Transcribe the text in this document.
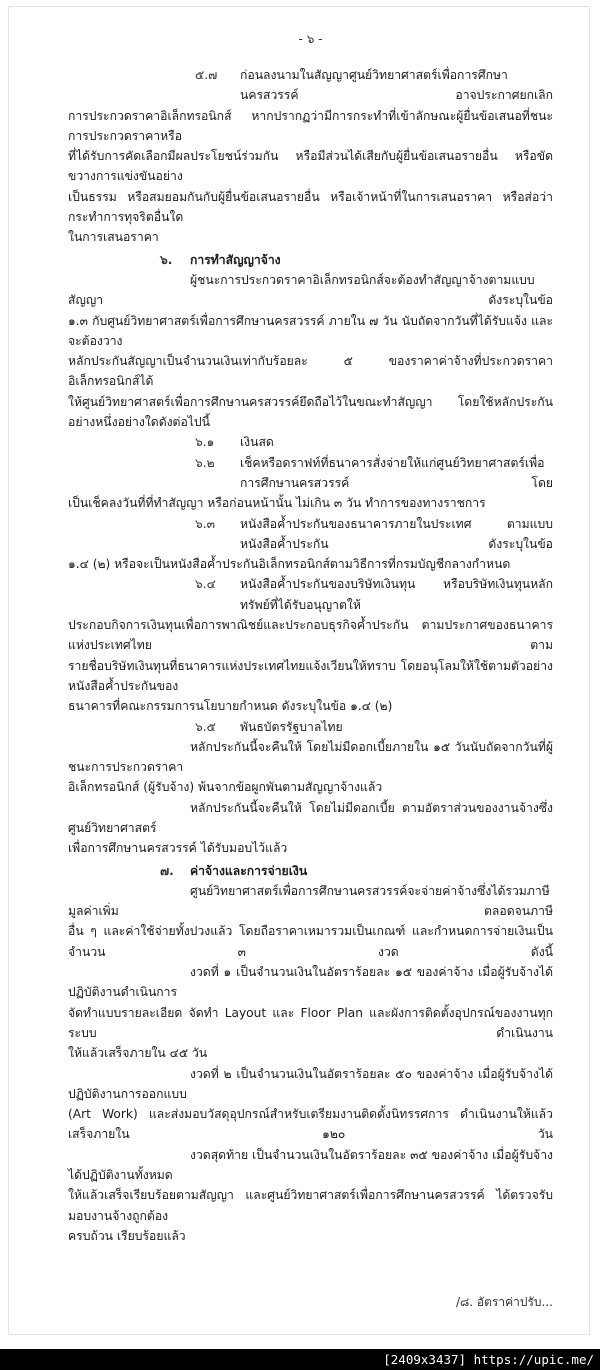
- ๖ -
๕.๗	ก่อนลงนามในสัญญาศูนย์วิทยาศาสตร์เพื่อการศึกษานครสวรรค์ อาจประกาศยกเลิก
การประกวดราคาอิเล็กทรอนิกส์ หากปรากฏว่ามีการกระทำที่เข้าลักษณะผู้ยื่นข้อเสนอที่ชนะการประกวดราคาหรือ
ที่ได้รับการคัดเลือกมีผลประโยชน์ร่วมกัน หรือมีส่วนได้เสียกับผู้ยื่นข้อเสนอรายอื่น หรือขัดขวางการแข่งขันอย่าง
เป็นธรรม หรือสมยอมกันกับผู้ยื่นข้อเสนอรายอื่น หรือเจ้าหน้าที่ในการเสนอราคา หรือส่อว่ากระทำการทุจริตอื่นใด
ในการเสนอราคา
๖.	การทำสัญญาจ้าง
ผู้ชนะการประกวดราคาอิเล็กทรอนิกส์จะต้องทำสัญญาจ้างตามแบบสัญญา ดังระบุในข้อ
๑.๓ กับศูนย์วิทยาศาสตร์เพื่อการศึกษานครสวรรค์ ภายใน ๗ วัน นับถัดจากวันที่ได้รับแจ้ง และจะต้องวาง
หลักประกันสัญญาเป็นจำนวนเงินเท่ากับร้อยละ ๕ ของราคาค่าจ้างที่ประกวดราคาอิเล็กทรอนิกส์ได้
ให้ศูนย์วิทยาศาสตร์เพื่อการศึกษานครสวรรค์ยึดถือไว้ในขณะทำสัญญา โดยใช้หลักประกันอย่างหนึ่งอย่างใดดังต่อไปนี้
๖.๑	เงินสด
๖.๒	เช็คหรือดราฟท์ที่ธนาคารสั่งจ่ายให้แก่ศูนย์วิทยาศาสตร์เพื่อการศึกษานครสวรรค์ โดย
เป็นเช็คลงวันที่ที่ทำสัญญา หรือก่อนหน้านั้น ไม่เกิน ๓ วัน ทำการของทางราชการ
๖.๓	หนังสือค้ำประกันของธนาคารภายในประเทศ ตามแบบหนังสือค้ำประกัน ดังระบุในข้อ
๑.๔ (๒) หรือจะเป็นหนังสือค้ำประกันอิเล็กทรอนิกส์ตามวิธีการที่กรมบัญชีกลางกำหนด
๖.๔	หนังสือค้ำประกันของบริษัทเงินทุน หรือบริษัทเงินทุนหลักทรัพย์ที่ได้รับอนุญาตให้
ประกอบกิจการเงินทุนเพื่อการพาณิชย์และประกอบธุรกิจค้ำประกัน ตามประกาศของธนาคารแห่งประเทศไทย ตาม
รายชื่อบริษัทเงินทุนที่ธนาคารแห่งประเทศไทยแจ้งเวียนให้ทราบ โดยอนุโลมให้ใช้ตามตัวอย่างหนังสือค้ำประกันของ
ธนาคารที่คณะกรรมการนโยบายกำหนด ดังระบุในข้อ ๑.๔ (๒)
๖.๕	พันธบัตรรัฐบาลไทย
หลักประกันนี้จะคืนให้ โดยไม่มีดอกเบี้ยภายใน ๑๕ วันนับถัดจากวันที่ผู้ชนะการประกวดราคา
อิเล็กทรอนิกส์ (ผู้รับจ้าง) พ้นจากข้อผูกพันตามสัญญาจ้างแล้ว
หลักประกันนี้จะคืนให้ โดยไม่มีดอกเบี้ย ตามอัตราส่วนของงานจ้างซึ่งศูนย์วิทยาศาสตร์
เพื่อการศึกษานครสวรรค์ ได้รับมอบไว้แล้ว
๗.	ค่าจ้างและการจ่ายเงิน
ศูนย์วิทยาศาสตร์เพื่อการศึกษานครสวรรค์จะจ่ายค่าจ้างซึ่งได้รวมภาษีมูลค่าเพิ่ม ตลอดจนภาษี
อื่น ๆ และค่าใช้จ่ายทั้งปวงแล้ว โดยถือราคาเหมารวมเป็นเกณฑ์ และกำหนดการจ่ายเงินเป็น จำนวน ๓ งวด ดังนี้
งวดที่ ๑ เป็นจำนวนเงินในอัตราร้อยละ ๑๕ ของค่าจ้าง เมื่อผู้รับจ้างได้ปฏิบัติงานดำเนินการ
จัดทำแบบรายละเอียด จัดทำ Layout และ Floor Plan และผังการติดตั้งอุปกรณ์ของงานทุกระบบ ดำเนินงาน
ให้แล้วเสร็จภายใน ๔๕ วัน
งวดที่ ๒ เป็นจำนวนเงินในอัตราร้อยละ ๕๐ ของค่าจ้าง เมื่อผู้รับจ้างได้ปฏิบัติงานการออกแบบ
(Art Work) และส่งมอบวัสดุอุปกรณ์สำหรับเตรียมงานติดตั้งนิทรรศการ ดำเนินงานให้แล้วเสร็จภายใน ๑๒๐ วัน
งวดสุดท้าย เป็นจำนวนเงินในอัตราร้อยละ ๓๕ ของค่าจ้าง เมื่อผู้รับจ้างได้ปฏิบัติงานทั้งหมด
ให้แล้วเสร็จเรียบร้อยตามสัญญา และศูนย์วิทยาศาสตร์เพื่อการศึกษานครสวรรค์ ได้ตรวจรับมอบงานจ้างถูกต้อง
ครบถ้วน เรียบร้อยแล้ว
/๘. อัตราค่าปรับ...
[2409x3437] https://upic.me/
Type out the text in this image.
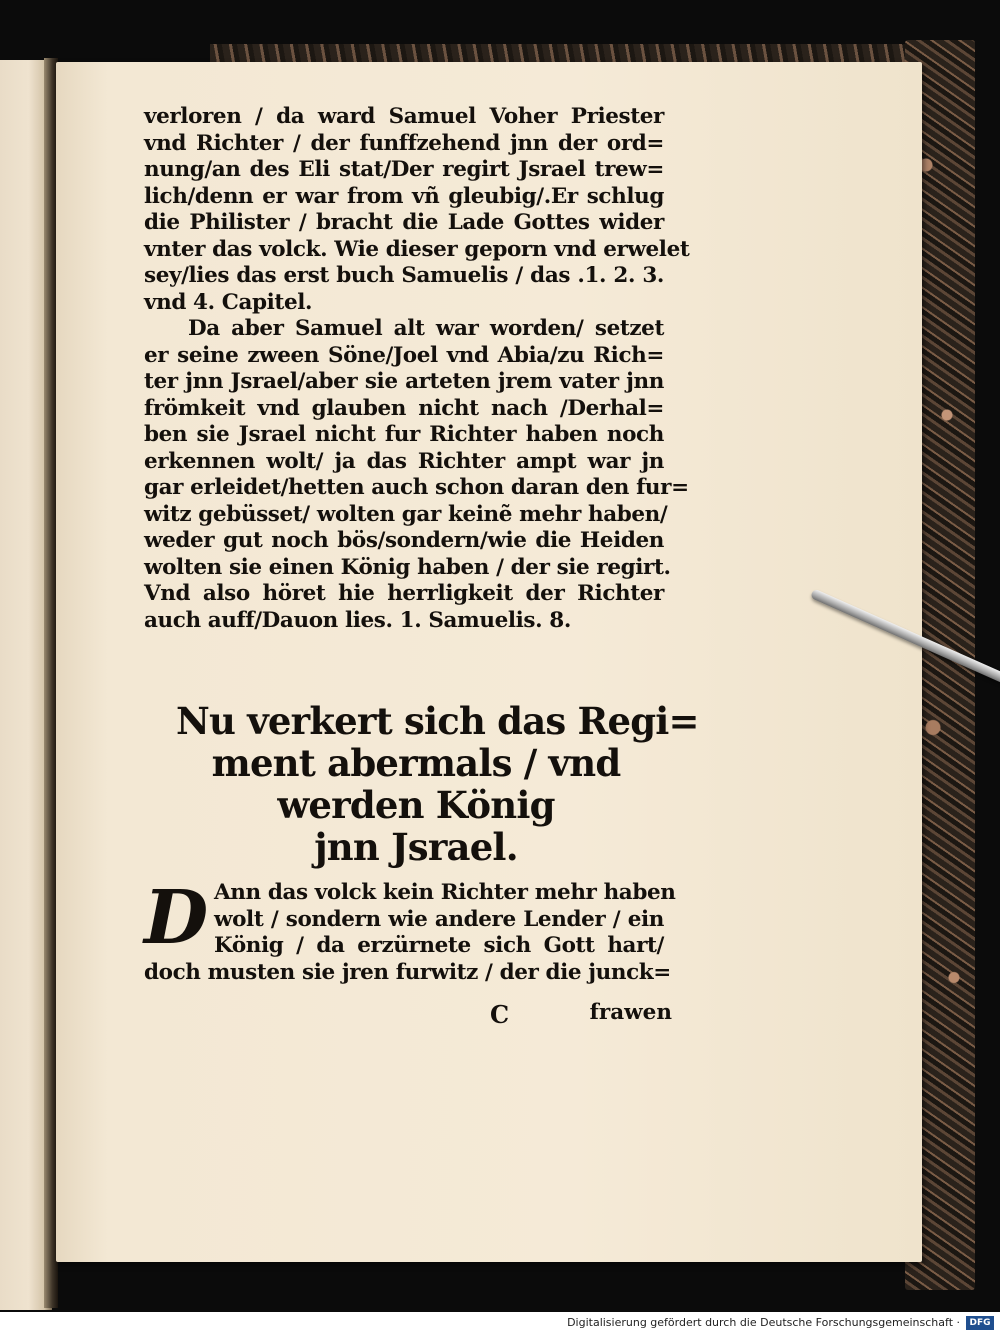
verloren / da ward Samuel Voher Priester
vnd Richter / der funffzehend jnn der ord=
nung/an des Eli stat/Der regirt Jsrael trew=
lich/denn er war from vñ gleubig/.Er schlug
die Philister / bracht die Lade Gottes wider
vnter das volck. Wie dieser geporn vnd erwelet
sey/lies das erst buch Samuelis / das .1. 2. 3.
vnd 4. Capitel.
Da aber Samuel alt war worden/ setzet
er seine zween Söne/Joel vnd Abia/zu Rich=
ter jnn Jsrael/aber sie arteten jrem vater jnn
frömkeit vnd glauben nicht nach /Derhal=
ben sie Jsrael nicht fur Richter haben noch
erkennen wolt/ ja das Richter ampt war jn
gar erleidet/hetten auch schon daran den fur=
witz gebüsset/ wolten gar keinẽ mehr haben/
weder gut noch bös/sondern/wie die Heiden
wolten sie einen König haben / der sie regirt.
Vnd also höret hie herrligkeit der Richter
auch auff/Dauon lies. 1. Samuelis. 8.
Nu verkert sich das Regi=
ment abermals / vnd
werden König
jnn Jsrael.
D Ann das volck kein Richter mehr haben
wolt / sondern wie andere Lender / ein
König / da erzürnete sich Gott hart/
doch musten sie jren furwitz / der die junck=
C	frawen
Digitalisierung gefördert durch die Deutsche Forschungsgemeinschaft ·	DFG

## REQUIRED WORK
Retype all entries exactly as they appear, dropping the images.

## RESPONSE BELOW
Transcribe the text in this document.
- ๖ -
๕.๗	ก่อนลงนามในสัญญาศูนย์วิทยาศาสตร์เพื่อการศึกษานครสวรรค์ อาจประกาศยกเลิก
การประกวดราคาอิเล็กทรอนิกส์ หากปรากฏว่ามีการกระทำที่เข้าลักษณะผู้ยื่นข้อเสนอที่ชนะการประกวดราคาหรือ
ที่ได้รับการคัดเลือกมีผลประโยชน์ร่วมกัน หรือมีส่วนได้เสียกับผู้ยื่นข้อเสนอรายอื่น หรือขัดขวางการแข่งขันอย่าง
เป็นธรรม หรือสมยอมกันกับผู้ยื่นข้อเสนอรายอื่น หรือเจ้าหน้าที่ในการเสนอราคา หรือส่อว่ากระทำการทุจริตอื่นใด
ในการเสนอราคา
๖.	การทำสัญญาจ้าง
ผู้ชนะการประกวดราคาอิเล็กทรอนิกส์จะต้องทำสัญญาจ้างตามแบบสัญญา ดังระบุในข้อ
๑.๓ กับศูนย์วิทยาศาสตร์เพื่อการศึกษานครสวรรค์ ภายใน ๗ วัน นับถัดจากวันที่ได้รับแจ้ง และจะต้องวาง
หลักประกันสัญญาเป็นจำนวนเงินเท่ากับร้อยละ ๕ ของราคาค่าจ้างที่ประกวดราคาอิเล็กทรอนิกส์ได้
ให้ศูนย์วิทยาศาสตร์เพื่อการศึกษานครสวรรค์ยึดถือไว้ในขณะทำสัญญา โดยใช้หลักประกันอย่างหนึ่งอย่างใดดังต่อไปนี้
๖.๑	เงินสด
๖.๒	เช็คหรือดราฟท์ที่ธนาคารสั่งจ่ายให้แก่ศูนย์วิทยาศาสตร์เพื่อการศึกษานครสวรรค์ โดย
เป็นเช็คลงวันที่ที่ทำสัญญา หรือก่อนหน้านั้น ไม่เกิน ๓ วัน ทำการของทางราชการ
๖.๓	หนังสือค้ำประกันของธนาคารภายในประเทศ ตามแบบหนังสือค้ำประกัน ดังระบุในข้อ
๑.๔ (๒) หรือจะเป็นหนังสือค้ำประกันอิเล็กทรอนิกส์ตามวิธีการที่กรมบัญชีกลางกำหนด
๖.๔	หนังสือค้ำประกันของบริษัทเงินทุน หรือบริษัทเงินทุนหลักทรัพย์ที่ได้รับอนุญาตให้
ประกอบกิจการเงินทุนเพื่อการพาณิชย์และประกอบธุรกิจค้ำประกัน ตามประกาศของธนาคารแห่งประเทศไทย ตาม
รายชื่อบริษัทเงินทุนที่ธนาคารแห่งประเทศไทยแจ้งเวียนให้ทราบ โดยอนุโลมให้ใช้ตามตัวอย่างหนังสือค้ำประกันของ
ธนาคารที่คณะกรรมการนโยบายกำหนด ดังระบุในข้อ ๑.๔ (๒)
๖.๕	พันธบัตรรัฐบาลไทย
หลักประกันนี้จะคืนให้ โดยไม่มีดอกเบี้ยภายใน ๑๕ วันนับถัดจากวันที่ผู้ชนะการประกวดราคา
อิเล็กทรอนิกส์ (ผู้รับจ้าง) พ้นจากข้อผูกพันตามสัญญาจ้างแล้ว
หลักประกันนี้จะคืนให้ โดยไม่มีดอกเบี้ย ตามอัตราส่วนของงานจ้างซึ่งศูนย์วิทยาศาสตร์
เพื่อการศึกษานครสวรรค์ ได้รับมอบไว้แล้ว
๗.	ค่าจ้างและการจ่ายเงิน
ศูนย์วิทยาศาสตร์เพื่อการศึกษานครสวรรค์จะจ่ายค่าจ้างซึ่งได้รวมภาษีมูลค่าเพิ่ม ตลอดจนภาษี
อื่น ๆ และค่าใช้จ่ายทั้งปวงแล้ว โดยถือราคาเหมารวมเป็นเกณฑ์ และกำหนดการจ่ายเงินเป็น จำนวน ๓ งวด ดังนี้
งวดที่ ๑ เป็นจำนวนเงินในอัตราร้อยละ ๑๕ ของค่าจ้าง เมื่อผู้รับจ้างได้ปฏิบัติงานดำเนินการ
จัดทำแบบรายละเอียด จัดทำ Layout และ Floor Plan และผังการติดตั้งอุปกรณ์ของงานทุกระบบ ดำเนินงาน
ให้แล้วเสร็จภายใน ๔๕ วัน
งวดที่ ๒ เป็นจำนวนเงินในอัตราร้อยละ ๕๐ ของค่าจ้าง เมื่อผู้รับจ้างได้ปฏิบัติงานการออกแบบ
(Art Work) และส่งมอบวัสดุอุปกรณ์สำหรับเตรียมงานติดตั้งนิทรรศการ ดำเนินงานให้แล้วเสร็จภายใน ๑๒๐ วัน
งวดสุดท้าย เป็นจำนวนเงินในอัตราร้อยละ ๓๕ ของค่าจ้าง เมื่อผู้รับจ้างได้ปฏิบัติงานทั้งหมด
ให้แล้วเสร็จเรียบร้อยตามสัญญา และศูนย์วิทยาศาสตร์เพื่อการศึกษานครสวรรค์ ได้ตรวจรับมอบงานจ้างถูกต้อง
ครบถ้วน เรียบร้อยแล้ว
/๘. อัตราค่าปรับ...
[2409x3437] https://upic.me/
Type out the text in this image.
verloren / da ward Samuel Voher Priester
vnd Richter / der funffzehend jnn der ord=
nung/an des Eli stat/Der regirt Jsrael trew=
lich/denn er war from vñ gleubig/.Er schlug
die Philister / bracht die Lade Gottes wider
vnter das volck. Wie dieser geporn vnd erwelet
sey/lies das erst buch Samuelis / das .1. 2. 3.
vnd 4. Capitel.
Da aber Samuel alt war worden/ setzet
er seine zween Söne/Joel vnd Abia/zu Rich=
ter jnn Jsrael/aber sie arteten jrem vater jnn
frömkeit vnd glauben nicht nach /Derhal=
ben sie Jsrael nicht fur Richter haben noch
erkennen wolt/ ja das Richter ampt war jn
gar erleidet/hetten auch schon daran den fur=
witz gebüsset/ wolten gar keinẽ mehr haben/
weder gut noch bös/sondern/wie die Heiden
wolten sie einen König haben / der sie regirt.
Vnd also höret hie herrligkeit der Richter
auch auff/Dauon lies. 1. Samuelis. 8.
Nu verkert sich das Regi=
ment abermals / vnd
werden König
jnn Jsrael.
D Ann das volck kein Richter mehr haben
wolt / sondern wie andere Lender / ein
König / da erzürnete sich Gott hart/
doch musten sie jren furwitz / der die junck=
C	frawen
Digitalisierung gefördert durch die Deutsche Forschungsgemeinschaft ·	DFG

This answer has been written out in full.